> **EXTRAIT**:
D’abord parce qu’il le dit lui-même, s’il écoute « souvent de la musique française » et joue quelquefois du piano, il ne lit « pas autant que ça » : « J’adore acheter des livres, c’est un kif. Mais le nombre de livres que je ne lis pas… et j’en achète d’autres avant d’avoir lu ceux que je viens d’acheter », nuance-t-il depuis le Central national d’entraînement jouxtant Roland-Garros, où il dispute le premier tour ce dimanche, face au géant croate Ivo Karlovic (2,11m).

Ensuite parce qu’il n’a jamais aimé les études. « J’ai détesté l’école, vraiment. J’ai arrêté en seconde. Je n’aime pas l’idée qu’on m’inculque un savoir, l’autorité qu’ont les profs sur les élèves me dérangeait. » Alors il comble en quelque sorte son retard en griffonnant des idées de lectures au gré des morceaux qu’il écoute.

« Espoir ? Je n’aime pas ce mot »

Cet après-midi-là, à trois semaines de Roland-Garros, il revient d’une virée à La Fnac et extrait de son sac une flopée de classiques : Fêtes galantes et Romances sans paroles (Verlaine), Poésies complètes (Rimbaud), Le Spleen de Paris (Baudelaire), mais aussi On ne badine pas avec l’amour (Musset), le J’accuse de Zola et Les Justes d’Albert Camus.

> **DONNÉES FOURNIES**:
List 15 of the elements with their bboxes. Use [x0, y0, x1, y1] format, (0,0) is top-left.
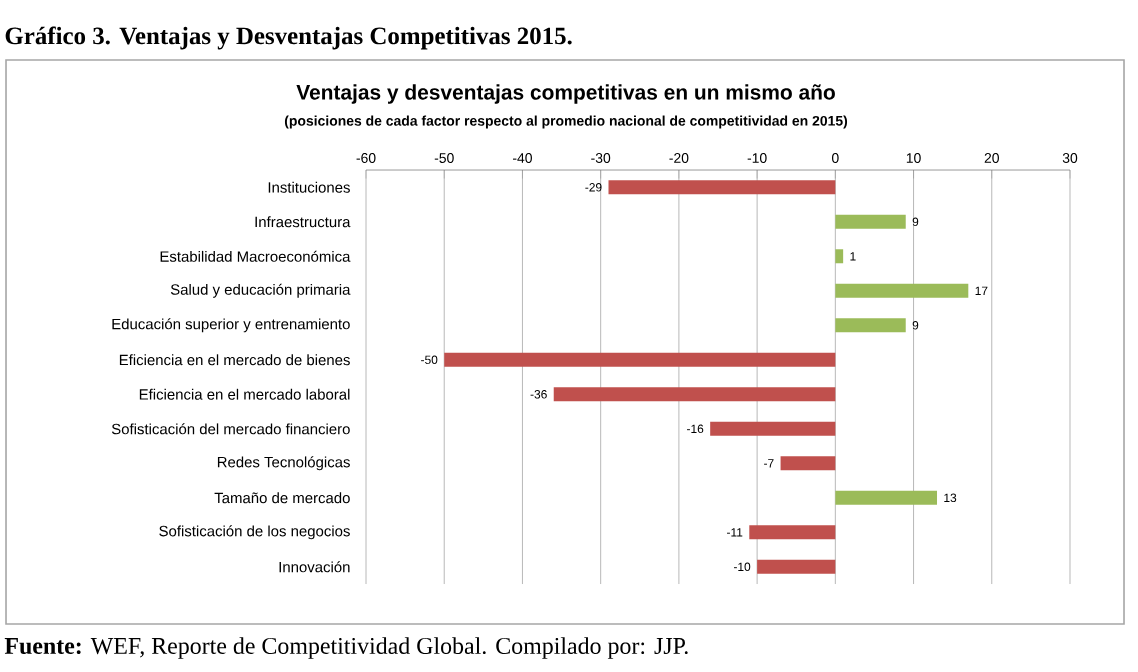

> **LISTE DES TÂCHES**:
(a) Recopiez le passage de l'extrait sur le joueur de tennis qui va de « Ensuite parce qu’il » jusqu'à « morceaux qu’il écoute. ».
(b) D'après l'extrait sur le joueur de tennis, en quelle classe a-t-il arrêté l'école ?
(c) Rédigez la suite de l'extrait sur le joueur de tennis, en reprenant après sa dernière phrase.
Les données n'interviennent pas ici.

> **EXERCICES CORRIGÉS**:
(a)
Ensuite parce qu’il n’a jamais aimé les études. « J’ai détesté l’école, vraiment. J’ai arrêté en seconde. Je n’aime pas l’idée qu’on m’inculque un savoir, l’autorité qu’ont les profs sur les élèves me dérangeait. » Alors il comble en quelque sorte son retard en griffonnant des idées de lectures au gré des morceaux qu’il écoute.

(b) Il a arrêté l'école en seconde.

(c)
Pour le moment, sa bibliothèque s’étoffe plus vite que l’armoire à trophées ATP dont le plus glorieux qui la garnit à ce jour est un Challenger (la deuxième division du tennis), conquis à Brest à l’automne 2017 aux dépens du rookie grec Stefanos Tsisipas. Mais il n’y a là rien d’anormal : la transition avec le circuit principal, où il a gagné ses premiers matchs en février, est encore fraîche pour Moutet, 143e mondial, abonné aux tournois Futures (la 3e division) il n’y a pas si longtemps.

Jusque-là, son parcours chez les jeunes a été abondamment commenté. Ce fut un sans-faute au niveau national, sacré champion de France dans chacune des catégories depuis ses 12 ans – du jamais-vu. A 15 ans et sept mois, il devenait le deuxième plus jeune Français à intégrer le classement ATP, après un certain Richard Gasquet. Alors forcément… Les médias ont aussitôt estampillé l’adolescent « diamant brut », « chef de file de la relève tricolore » et titré sur le « grand espoir du tennis français », à son grand regret. « Je n’aime pas ce mot, ça évoque l’idée d’un truc qui finit par se briser, être un espoir, c’est ne pas réussir », développe-t-il d’une voix placide.

Les prédispositions de l’adolescent interpellent les observateurs presque autant que ses accès de colère et le nombre de raquettes mises en bière. Le jeune homme tout en retenue en dehors du court, est parfois atrabilaire au dedans. Ecorché vif ? « Je dirais plus robuste fragile ». Il travaille à gommer cette vulnérabilité. « C’est plutôt essayer de voir le positif plutôt que le négatif dans les situations. On me dit que c’est mental mais je trouve que c’est plus psychique. Le meilleur travail mental, c’est apprendre à mettre son mental de côté, ce n’est pas de la réflexion. »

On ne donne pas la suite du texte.